| Given problem |
Select each line where the word "page" appears.

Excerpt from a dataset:
━━━━━━━━━━━━━━━━━━━━━━━━━━━━━━

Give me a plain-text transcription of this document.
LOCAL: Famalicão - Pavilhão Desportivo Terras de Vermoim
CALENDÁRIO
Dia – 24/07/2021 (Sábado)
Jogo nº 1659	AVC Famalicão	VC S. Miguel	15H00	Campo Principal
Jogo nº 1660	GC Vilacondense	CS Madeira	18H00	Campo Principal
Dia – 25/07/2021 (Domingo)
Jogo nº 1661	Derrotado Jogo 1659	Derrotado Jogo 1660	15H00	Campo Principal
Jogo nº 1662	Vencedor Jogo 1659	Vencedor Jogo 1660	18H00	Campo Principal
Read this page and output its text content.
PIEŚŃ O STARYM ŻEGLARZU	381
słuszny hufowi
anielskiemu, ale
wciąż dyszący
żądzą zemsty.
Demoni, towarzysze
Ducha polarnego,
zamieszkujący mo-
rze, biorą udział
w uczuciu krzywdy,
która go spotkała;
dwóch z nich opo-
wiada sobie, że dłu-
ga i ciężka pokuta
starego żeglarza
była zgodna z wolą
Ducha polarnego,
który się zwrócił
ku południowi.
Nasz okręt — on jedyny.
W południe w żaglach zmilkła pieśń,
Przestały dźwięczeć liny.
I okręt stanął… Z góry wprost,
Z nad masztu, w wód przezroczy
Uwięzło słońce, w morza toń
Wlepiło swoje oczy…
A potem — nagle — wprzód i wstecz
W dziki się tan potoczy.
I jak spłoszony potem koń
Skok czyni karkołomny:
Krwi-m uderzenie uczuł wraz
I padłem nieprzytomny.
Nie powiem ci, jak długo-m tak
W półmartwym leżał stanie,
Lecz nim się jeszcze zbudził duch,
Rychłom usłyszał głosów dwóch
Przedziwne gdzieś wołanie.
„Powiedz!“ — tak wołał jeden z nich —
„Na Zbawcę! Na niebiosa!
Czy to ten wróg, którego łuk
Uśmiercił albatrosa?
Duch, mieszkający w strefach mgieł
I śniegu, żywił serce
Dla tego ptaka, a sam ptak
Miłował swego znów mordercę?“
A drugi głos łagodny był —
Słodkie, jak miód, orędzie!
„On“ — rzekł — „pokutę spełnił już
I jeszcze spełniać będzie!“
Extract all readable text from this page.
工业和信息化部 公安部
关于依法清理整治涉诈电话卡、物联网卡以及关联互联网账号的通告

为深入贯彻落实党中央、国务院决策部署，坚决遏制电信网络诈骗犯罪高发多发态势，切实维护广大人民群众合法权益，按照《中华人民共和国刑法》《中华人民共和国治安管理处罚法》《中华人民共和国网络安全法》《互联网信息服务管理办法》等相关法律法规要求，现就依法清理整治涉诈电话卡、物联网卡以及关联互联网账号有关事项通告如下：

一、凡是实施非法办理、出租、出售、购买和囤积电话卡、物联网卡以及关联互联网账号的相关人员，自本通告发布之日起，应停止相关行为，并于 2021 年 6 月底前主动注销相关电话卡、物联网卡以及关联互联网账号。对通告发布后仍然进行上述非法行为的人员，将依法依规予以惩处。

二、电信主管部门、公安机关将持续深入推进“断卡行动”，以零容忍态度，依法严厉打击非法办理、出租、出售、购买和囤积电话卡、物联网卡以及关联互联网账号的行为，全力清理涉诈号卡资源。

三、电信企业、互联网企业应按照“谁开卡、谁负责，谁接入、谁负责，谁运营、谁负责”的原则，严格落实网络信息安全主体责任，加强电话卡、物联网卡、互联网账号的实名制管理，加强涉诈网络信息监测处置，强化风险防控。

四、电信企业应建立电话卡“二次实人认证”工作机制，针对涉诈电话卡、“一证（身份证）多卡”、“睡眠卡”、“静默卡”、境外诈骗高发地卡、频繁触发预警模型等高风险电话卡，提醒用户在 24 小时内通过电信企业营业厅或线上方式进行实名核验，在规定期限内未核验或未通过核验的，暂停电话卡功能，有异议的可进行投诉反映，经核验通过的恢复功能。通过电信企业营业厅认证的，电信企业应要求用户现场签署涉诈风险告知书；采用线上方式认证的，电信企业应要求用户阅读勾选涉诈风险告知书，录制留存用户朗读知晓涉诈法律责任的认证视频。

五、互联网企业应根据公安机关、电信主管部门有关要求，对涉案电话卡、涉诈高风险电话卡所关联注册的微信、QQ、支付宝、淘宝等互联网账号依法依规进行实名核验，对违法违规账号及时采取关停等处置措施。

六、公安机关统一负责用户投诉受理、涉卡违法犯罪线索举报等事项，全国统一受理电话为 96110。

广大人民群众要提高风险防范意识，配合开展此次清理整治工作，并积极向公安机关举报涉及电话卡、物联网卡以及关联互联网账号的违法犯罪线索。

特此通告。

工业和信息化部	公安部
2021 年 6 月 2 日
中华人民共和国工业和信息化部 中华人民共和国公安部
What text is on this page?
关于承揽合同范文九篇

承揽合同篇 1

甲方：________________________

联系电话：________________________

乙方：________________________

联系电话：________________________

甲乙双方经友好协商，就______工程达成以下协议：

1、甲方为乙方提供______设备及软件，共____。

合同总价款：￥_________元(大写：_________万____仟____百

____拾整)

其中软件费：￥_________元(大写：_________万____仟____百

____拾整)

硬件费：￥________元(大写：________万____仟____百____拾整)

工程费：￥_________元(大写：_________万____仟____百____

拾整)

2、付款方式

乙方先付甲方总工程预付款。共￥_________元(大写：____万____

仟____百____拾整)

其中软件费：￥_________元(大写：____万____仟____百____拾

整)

━━━━━━━━━━━━━━━━━━━━━━━━━━━━━━

| Solution for this task |
Read this page and output its text content.
Extract all readable text from this page.
What text is on this page?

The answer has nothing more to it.